*WHAT TO WORK ON*
Scan the listing that follows and report how many lines contain "events". Write the number alone.

*DATA TO USE*
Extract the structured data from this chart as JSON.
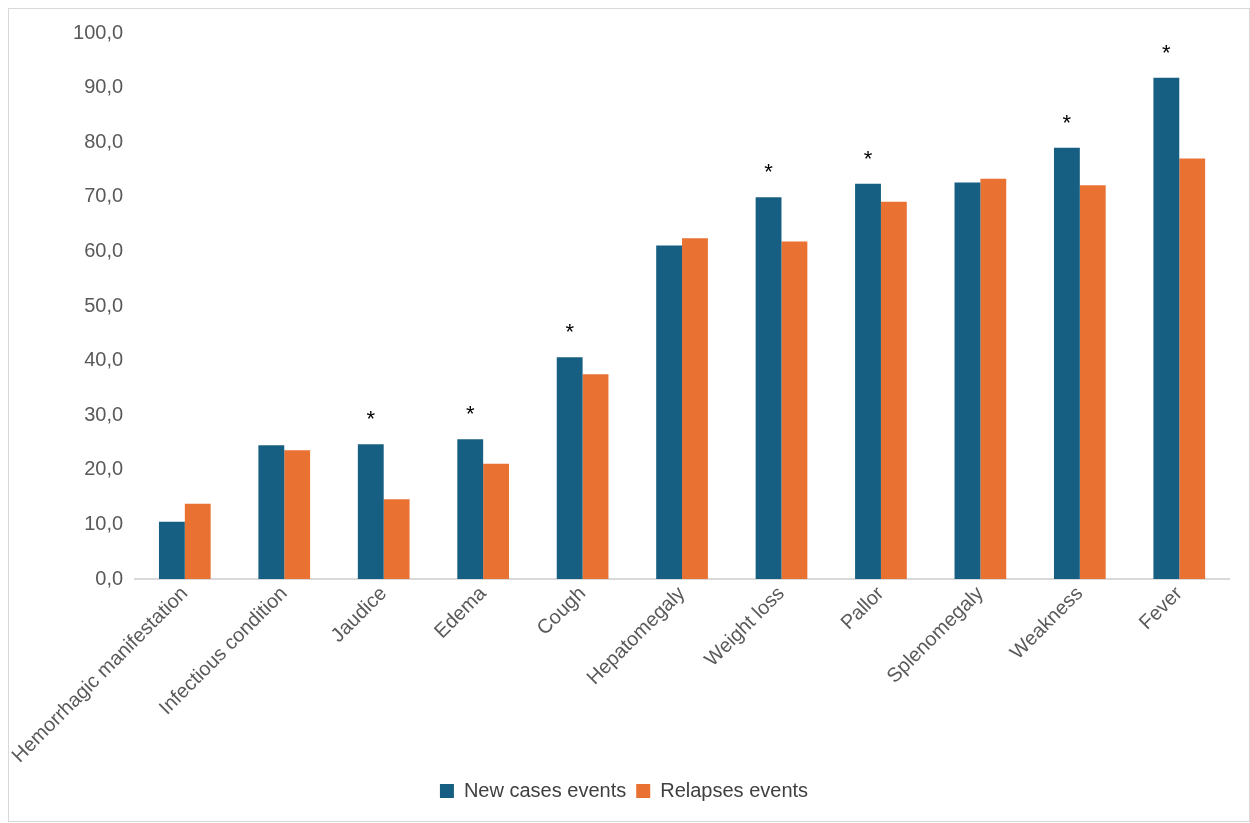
{
  "chart_data": {
    "type": "bar",
    "categories": [
      "Hemorrhagic manifestation",
      "Infectious condition",
      "Jaudice",
      "Edema",
      "Cough",
      "Hepatomegaly",
      "Weight loss",
      "Pallor",
      "Splenomegaly",
      "Weakness",
      "Fever"
    ],
    "series": [
      {
        "name": "New cases events",
        "color": "#175f82",
        "values": [
          10.5,
          24.5,
          24.7,
          25.6,
          40.6,
          61.1,
          69.9,
          72.4,
          72.6,
          79.0,
          91.8
        ]
      },
      {
        "name": "Relapses events",
        "color": "#e97132",
        "values": [
          13.8,
          23.6,
          14.6,
          21.1,
          37.5,
          62.4,
          61.8,
          69.1,
          73.3,
          72.1,
          77.0
        ]
      }
    ],
    "ylim": [
      0,
      100
    ],
    "yticks": [
      {
        "value": 0,
        "label": "0,0"
      },
      {
        "value": 10,
        "label": "10,0"
      },
      {
        "value": 20,
        "label": "20,0"
      },
      {
        "value": 30,
        "label": "30,0"
      },
      {
        "value": 40,
        "label": "40,0"
      },
      {
        "value": 50,
        "label": "50,0"
      },
      {
        "value": 60,
        "label": "60,0"
      },
      {
        "value": 70,
        "label": "70,0"
      },
      {
        "value": 80,
        "label": "80,0"
      },
      {
        "value": 90,
        "label": "90,0"
      },
      {
        "value": 100,
        "label": "100,0"
      }
    ],
    "annotations": [
      {
        "text": "*",
        "x": "Jaudice",
        "y": 24.7
      },
      {
        "text": "*",
        "x": "Edema",
        "y": 25.6
      },
      {
        "text": "*",
        "x": "Cough",
        "y": 40.6
      },
      {
        "text": "*",
        "x": "Weight loss",
        "y": 69.9
      },
      {
        "text": "*",
        "x": "Pallor",
        "y": 72.4
      },
      {
        "text": "*",
        "x": "Weakness",
        "y": 79.0
      },
      {
        "text": "*",
        "x": "Fever",
        "y": 91.8
      }
    ],
    "grid": false,
    "legend": "bottom"
  }
}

*RESULT FOR THIS TASK*
2